_PROBLEM_
Copy each line of the material below that includes the string "subtitle".

_Excerpts from a figure dataset_
####################

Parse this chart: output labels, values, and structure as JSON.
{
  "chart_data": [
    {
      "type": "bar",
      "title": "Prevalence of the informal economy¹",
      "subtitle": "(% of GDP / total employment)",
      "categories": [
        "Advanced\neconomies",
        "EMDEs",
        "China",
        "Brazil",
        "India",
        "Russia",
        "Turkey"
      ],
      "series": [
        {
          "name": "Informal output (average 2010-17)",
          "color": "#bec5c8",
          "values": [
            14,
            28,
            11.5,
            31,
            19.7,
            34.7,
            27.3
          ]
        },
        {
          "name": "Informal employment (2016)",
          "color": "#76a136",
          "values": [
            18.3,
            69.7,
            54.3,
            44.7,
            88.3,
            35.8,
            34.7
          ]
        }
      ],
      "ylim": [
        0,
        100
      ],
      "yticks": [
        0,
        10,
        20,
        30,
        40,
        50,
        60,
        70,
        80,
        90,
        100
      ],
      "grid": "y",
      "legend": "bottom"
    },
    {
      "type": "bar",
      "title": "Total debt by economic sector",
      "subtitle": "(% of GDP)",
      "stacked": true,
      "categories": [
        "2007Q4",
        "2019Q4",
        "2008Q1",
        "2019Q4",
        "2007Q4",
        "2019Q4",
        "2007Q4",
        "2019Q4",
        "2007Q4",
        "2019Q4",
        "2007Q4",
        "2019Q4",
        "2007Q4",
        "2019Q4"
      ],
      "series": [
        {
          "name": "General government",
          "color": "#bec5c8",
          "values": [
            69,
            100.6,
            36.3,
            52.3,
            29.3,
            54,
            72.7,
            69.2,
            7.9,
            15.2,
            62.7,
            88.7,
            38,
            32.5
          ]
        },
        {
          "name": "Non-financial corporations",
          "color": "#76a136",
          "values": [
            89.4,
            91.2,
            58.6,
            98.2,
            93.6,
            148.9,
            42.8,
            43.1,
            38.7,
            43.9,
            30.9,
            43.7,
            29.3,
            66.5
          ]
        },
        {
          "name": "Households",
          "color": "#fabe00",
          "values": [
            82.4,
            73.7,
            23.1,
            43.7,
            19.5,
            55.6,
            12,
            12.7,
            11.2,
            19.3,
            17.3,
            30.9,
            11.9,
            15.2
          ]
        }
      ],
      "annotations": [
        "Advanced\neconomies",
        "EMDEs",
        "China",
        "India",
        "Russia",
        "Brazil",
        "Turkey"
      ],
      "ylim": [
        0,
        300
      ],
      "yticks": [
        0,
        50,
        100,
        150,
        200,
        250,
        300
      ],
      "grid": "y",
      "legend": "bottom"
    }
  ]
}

####################

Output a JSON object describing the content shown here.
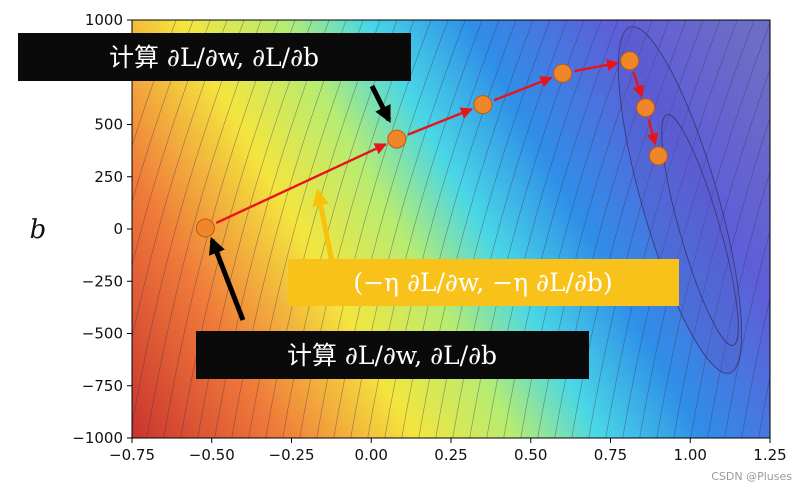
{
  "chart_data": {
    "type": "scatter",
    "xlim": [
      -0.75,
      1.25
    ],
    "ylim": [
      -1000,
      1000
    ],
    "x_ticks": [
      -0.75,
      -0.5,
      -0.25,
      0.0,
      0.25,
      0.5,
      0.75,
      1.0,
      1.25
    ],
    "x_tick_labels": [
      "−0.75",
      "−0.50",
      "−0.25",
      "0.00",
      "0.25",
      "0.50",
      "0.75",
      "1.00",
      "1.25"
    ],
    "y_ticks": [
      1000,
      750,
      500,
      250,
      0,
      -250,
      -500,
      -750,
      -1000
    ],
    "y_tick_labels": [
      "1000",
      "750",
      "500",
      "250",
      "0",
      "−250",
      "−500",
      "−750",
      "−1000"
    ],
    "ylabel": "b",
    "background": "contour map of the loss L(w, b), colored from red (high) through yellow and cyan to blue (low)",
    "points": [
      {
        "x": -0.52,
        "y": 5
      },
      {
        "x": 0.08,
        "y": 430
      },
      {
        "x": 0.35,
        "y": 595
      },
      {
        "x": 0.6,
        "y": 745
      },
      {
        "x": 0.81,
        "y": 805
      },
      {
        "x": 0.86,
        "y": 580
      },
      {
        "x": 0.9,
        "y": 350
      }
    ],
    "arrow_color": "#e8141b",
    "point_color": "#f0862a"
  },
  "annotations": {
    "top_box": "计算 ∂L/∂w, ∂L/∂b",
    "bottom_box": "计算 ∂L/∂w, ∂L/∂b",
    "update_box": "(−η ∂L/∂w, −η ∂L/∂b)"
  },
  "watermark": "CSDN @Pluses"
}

####################

_TASK RESULT_
      "subtitle": "(% of GDP / total employment)",
      "subtitle": "(% of GDP)",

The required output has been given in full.